▶ [Goal of the exercise]:
Reproduce every entry exactly, without alteration.

>>>

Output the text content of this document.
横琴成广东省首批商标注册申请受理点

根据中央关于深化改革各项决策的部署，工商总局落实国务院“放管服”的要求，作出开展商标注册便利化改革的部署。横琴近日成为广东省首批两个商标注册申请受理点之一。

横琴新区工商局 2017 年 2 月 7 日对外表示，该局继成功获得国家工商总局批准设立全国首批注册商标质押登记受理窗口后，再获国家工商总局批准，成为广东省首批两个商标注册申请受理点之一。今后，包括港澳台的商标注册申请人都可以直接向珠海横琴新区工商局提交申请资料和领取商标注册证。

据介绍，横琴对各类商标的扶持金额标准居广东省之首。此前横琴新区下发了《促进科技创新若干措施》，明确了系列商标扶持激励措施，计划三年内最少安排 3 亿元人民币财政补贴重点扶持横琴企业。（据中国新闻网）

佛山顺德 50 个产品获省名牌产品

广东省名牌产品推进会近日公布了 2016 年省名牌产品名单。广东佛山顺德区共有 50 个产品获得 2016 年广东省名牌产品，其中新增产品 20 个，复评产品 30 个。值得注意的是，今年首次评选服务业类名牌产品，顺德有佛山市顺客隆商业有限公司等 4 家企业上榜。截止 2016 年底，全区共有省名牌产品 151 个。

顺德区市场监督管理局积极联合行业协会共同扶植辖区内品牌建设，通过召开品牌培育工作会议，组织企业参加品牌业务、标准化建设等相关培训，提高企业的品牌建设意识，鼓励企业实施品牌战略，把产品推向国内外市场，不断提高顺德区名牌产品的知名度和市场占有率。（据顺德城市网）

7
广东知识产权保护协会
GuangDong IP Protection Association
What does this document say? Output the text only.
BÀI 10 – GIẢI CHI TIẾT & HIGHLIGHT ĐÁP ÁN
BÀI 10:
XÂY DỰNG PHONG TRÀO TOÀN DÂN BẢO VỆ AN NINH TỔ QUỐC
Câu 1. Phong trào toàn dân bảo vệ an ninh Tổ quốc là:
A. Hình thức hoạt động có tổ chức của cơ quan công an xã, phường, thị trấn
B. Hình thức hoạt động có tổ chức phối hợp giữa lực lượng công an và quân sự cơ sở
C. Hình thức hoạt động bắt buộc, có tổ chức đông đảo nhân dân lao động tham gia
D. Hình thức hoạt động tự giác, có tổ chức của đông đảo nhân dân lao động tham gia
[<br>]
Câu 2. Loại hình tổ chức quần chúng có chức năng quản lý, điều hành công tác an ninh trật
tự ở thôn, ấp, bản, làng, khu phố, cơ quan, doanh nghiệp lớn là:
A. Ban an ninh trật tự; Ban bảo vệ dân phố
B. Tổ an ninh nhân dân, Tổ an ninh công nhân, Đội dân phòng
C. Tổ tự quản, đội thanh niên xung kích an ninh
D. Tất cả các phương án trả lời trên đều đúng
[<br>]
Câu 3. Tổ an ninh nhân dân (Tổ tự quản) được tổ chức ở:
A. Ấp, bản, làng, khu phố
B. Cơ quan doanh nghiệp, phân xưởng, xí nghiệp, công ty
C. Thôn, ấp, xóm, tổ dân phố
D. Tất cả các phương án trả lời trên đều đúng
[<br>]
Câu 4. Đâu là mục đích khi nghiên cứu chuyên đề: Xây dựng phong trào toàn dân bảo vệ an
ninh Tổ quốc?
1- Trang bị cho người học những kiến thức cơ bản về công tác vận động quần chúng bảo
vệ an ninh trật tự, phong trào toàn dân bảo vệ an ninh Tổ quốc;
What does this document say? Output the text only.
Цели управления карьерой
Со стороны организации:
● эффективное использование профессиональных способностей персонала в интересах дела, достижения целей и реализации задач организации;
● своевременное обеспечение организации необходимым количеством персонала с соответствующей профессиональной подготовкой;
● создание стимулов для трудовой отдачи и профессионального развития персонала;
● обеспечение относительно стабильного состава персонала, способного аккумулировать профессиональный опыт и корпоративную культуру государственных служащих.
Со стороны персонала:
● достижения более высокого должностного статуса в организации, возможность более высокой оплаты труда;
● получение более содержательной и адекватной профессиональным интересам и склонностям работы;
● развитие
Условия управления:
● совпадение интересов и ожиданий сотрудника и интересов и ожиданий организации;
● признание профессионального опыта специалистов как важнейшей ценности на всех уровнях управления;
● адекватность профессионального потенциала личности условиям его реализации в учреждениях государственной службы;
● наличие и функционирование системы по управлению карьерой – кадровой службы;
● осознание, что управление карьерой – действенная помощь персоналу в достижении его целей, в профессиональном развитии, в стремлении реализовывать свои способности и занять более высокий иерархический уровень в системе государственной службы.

<<<

▶ [Expected output]:
Output the text content of this document.
横琴成广东省首批商标注册申请受理点

根据中央关于深化改革各项决策的部署，工商总局落实国务院“放管服”的要求，作出开展商标注册便利化改革的部署。横琴近日成为广东省首批两个商标注册申请受理点之一。

横琴新区工商局 2017 年 2 月 7 日对外表示，该局继成功获得国家工商总局批准设立全国首批注册商标质押登记受理窗口后，再获国家工商总局批准，成为广东省首批两个商标注册申请受理点之一。今后，包括港澳台的商标注册申请人都可以直接向珠海横琴新区工商局提交申请资料和领取商标注册证。

据介绍，横琴对各类商标的扶持金额标准居广东省之首。此前横琴新区下发了《促进科技创新若干措施》，明确了系列商标扶持激励措施，计划三年内最少安排 3 亿元人民币财政补贴重点扶持横琴企业。（据中国新闻网）

佛山顺德 50 个产品获省名牌产品

广东省名牌产品推进会近日公布了 2016 年省名牌产品名单。广东佛山顺德区共有 50 个产品获得 2016 年广东省名牌产品，其中新增产品 20 个，复评产品 30 个。值得注意的是，今年首次评选服务业类名牌产品，顺德有佛山市顺客隆商业有限公司等 4 家企业上榜。截止 2016 年底，全区共有省名牌产品 151 个。

顺德区市场监督管理局积极联合行业协会共同扶植辖区内品牌建设，通过召开品牌培育工作会议，组织企业参加品牌业务、标准化建设等相关培训，提高企业的品牌建设意识，鼓励企业实施品牌战略，把产品推向国内外市场，不断提高顺德区名牌产品的知名度和市场占有率。（据顺德城市网）

7
广东知识产权保护协会
GuangDong IP Protection Association
What does this document say? Output the text only.
BÀI 10 – GIẢI CHI TIẾT & HIGHLIGHT ĐÁP ÁN
BÀI 10:
XÂY DỰNG PHONG TRÀO TOÀN DÂN BẢO VỆ AN NINH TỔ QUỐC
Câu 1. Phong trào toàn dân bảo vệ an ninh Tổ quốc là:
A. Hình thức hoạt động có tổ chức của cơ quan công an xã, phường, thị trấn
B. Hình thức hoạt động có tổ chức phối hợp giữa lực lượng công an và quân sự cơ sở
C. Hình thức hoạt động bắt buộc, có tổ chức đông đảo nhân dân lao động tham gia
D. Hình thức hoạt động tự giác, có tổ chức của đông đảo nhân dân lao động tham gia
[<br>]
Câu 2. Loại hình tổ chức quần chúng có chức năng quản lý, điều hành công tác an ninh trật
tự ở thôn, ấp, bản, làng, khu phố, cơ quan, doanh nghiệp lớn là:
A. Ban an ninh trật tự; Ban bảo vệ dân phố
B. Tổ an ninh nhân dân, Tổ an ninh công nhân, Đội dân phòng
C. Tổ tự quản, đội thanh niên xung kích an ninh
D. Tất cả các phương án trả lời trên đều đúng
[<br>]
Câu 3. Tổ an ninh nhân dân (Tổ tự quản) được tổ chức ở:
A. Ấp, bản, làng, khu phố
B. Cơ quan doanh nghiệp, phân xưởng, xí nghiệp, công ty
C. Thôn, ấp, xóm, tổ dân phố
D. Tất cả các phương án trả lời trên đều đúng
[<br>]
Câu 4. Đâu là mục đích khi nghiên cứu chuyên đề: Xây dựng phong trào toàn dân bảo vệ an
ninh Tổ quốc?
1- Trang bị cho người học những kiến thức cơ bản về công tác vận động quần chúng bảo
vệ an ninh trật tự, phong trào toàn dân bảo vệ an ninh Tổ quốc;
What does this document say? Output the text only.
Цели управления карьерой
Со стороны организации:
● эффективное использование профессиональных способностей персонала в интересах дела, достижения целей и реализации задач организации;
● своевременное обеспечение организации необходимым количеством персонала с соответствующей профессиональной подготовкой;
● создание стимулов для трудовой отдачи и профессионального развития персонала;
● обеспечение относительно стабильного состава персонала, способного аккумулировать профессиональный опыт и корпоративную культуру государственных служащих.
Со стороны персонала:
● достижения более высокого должностного статуса в организации, возможность более высокой оплаты труда;
● получение более содержательной и адекватной профессиональным интересам и склонностям работы;
● развитие
Условия управления:
● совпадение интересов и ожиданий сотрудника и интересов и ожиданий организации;
● признание профессионального опыта специалистов как важнейшей ценности на всех уровнях управления;
● адекватность профессионального потенциала личности условиям его реализации в учреждениях государственной службы;
● наличие и функционирование системы по управлению карьерой – кадровой службы;
● осознание, что управление карьерой – действенная помощь персоналу в достижении его целей, в профессиональном развитии, в стремлении реализовывать свои способности и занять более высокий иерархический уровень в системе государственной службы.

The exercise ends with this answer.